(Task description)
Restate each entry word for word, leaving nothing out.

(Material provided)
-- start --

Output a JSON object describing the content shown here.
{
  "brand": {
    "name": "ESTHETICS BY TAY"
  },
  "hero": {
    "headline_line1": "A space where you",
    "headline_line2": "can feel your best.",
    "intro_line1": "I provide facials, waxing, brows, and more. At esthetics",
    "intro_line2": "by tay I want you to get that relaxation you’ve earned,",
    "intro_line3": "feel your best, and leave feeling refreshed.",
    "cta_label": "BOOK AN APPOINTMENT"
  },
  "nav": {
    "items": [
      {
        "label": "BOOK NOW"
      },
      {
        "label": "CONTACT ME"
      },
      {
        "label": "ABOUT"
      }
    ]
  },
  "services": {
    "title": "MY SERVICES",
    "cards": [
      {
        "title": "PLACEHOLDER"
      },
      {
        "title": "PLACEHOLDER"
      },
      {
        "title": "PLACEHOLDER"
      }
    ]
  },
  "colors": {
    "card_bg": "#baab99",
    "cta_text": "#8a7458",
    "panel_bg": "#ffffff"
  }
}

-- end --

(Full solution)
Output a JSON object describing the content shown here.
{
  "brand": {
    "name": "ESTHETICS BY TAY"
  },
  "hero": {
    "headline_line1": "A space where you",
    "headline_line2": "can feel your best.",
    "intro_line1": "I provide facials, waxing, brows, and more. At esthetics",
    "intro_line2": "by tay I want you to get that relaxation you’ve earned,",
    "intro_line3": "feel your best, and leave feeling refreshed.",
    "cta_label": "BOOK AN APPOINTMENT"
  },
  "nav": {
    "items": [
      {
        "label": "BOOK NOW"
      },
      {
        "label": "CONTACT ME"
      },
      {
        "label": "ABOUT"
      }
    ]
  },
  "services": {
    "title": "MY SERVICES",
    "cards": [
      {
        "title": "PLACEHOLDER"
      },
      {
        "title": "PLACEHOLDER"
      },
      {
        "title": "PLACEHOLDER"
      }
    ]
  },
  "colors": {
    "card_bg": "#baab99",
    "cta_text": "#8a7458",
    "panel_bg": "#ffffff"
  }
}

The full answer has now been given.